▶ Written task: Show each line that has the string "What" in it.

Dataset listings of figures
################

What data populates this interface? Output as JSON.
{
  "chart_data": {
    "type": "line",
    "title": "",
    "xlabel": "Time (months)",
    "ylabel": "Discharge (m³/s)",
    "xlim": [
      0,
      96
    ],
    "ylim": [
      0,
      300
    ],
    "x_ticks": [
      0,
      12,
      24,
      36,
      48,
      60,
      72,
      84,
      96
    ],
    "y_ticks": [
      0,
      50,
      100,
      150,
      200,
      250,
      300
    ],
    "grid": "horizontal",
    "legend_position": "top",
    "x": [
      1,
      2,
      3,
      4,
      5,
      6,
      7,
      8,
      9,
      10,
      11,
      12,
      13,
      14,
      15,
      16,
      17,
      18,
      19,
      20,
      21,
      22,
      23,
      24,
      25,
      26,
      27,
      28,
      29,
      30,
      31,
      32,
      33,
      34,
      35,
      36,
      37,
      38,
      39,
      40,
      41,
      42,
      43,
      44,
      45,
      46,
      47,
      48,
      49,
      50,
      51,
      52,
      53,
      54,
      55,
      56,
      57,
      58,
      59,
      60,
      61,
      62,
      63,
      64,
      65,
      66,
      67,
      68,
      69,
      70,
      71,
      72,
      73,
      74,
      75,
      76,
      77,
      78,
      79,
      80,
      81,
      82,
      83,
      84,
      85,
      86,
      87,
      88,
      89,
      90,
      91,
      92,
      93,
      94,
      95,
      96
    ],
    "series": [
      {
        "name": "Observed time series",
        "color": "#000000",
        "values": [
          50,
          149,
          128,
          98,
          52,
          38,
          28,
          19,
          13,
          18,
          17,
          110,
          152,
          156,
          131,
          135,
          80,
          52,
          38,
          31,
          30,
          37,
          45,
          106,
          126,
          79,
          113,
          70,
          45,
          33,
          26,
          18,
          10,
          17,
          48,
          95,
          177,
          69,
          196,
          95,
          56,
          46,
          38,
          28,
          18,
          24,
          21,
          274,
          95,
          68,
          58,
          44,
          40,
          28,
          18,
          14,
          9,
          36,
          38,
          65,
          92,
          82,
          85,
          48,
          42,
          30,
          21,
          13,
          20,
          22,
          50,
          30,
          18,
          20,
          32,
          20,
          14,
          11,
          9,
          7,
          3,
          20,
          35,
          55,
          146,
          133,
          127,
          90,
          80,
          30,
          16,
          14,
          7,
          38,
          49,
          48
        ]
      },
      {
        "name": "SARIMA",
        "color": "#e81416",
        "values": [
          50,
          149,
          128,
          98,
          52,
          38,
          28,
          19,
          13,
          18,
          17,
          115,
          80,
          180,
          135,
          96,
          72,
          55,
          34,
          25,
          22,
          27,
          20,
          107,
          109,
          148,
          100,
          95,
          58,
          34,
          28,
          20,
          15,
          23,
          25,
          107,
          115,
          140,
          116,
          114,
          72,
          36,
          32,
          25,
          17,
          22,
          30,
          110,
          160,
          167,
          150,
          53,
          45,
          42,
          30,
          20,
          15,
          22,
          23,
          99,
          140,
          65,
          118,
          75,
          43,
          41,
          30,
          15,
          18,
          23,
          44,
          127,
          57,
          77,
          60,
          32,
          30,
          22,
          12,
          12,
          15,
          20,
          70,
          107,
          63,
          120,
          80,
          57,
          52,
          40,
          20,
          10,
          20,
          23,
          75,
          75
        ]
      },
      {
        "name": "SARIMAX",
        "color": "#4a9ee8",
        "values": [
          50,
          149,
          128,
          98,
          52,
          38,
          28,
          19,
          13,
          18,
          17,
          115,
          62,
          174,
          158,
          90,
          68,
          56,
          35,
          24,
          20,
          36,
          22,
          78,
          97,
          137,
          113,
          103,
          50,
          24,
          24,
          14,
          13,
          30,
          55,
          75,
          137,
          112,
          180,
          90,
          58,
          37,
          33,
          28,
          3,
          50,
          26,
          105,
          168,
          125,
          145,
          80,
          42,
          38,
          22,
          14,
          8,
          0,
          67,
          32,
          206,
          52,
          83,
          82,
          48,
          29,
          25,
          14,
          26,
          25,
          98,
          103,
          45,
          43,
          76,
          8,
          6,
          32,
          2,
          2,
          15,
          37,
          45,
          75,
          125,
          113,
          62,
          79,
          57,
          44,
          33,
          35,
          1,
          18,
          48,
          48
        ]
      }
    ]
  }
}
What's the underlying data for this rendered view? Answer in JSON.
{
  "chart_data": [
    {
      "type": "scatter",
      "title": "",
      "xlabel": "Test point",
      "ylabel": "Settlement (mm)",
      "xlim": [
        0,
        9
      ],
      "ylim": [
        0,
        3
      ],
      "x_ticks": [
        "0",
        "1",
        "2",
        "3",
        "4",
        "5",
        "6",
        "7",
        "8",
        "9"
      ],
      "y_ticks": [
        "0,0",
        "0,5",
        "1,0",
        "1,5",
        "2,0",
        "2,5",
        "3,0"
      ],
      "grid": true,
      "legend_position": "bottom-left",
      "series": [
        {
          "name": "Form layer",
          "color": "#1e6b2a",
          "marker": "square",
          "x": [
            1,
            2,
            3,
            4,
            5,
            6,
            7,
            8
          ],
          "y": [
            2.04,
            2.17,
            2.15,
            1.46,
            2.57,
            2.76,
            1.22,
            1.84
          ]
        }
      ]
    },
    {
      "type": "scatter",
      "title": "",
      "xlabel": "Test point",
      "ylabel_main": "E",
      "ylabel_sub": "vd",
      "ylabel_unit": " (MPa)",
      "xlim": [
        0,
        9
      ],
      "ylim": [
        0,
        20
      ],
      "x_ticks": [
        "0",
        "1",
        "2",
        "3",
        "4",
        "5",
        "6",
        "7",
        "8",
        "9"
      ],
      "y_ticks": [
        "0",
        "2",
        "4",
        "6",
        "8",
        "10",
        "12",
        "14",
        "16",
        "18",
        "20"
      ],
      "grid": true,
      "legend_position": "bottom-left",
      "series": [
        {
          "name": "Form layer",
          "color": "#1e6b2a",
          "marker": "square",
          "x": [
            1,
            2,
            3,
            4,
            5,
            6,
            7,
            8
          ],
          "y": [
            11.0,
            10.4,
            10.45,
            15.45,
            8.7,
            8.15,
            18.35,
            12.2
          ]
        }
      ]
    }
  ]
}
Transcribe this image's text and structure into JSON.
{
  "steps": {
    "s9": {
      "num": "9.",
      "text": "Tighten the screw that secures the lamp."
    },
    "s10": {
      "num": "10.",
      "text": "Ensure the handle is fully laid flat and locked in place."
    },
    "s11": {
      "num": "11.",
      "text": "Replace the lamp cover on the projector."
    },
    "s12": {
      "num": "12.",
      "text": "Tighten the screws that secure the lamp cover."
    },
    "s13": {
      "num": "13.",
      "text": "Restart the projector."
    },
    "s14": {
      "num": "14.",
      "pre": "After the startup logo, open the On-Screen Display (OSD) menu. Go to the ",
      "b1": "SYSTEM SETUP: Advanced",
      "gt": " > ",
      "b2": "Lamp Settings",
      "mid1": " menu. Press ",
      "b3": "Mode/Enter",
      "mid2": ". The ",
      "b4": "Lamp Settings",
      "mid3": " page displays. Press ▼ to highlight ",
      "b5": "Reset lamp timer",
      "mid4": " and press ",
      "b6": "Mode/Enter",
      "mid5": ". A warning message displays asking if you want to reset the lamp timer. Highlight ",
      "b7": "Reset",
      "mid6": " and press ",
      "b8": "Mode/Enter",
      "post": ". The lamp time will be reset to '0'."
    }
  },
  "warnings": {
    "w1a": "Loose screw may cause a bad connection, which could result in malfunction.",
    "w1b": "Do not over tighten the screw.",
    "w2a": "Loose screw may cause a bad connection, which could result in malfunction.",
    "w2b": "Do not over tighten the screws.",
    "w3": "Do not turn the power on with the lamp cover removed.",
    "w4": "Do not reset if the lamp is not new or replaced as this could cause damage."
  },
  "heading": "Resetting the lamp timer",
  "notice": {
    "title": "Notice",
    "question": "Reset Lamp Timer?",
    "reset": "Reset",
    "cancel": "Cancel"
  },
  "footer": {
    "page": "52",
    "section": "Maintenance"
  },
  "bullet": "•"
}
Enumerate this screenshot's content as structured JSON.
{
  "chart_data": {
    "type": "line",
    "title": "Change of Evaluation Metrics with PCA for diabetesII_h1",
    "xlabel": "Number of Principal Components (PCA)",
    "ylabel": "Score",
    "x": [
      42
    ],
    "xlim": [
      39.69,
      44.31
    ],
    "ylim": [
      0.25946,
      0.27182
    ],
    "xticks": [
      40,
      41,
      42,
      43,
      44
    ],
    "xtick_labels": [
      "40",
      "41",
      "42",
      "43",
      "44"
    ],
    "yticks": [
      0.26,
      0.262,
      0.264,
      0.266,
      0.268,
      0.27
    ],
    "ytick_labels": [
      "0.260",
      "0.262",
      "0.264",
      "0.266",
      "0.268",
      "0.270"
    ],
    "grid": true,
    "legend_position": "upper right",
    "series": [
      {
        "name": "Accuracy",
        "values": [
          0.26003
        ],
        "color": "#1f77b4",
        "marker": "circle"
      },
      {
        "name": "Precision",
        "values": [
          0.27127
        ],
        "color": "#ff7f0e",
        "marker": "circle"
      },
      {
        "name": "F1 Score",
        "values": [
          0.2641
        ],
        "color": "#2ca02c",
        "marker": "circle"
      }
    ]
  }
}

################

▶ Answer for the task:
What data populates this interface? Output as JSON.
What's the underlying data for this rendered view? Answer in JSON.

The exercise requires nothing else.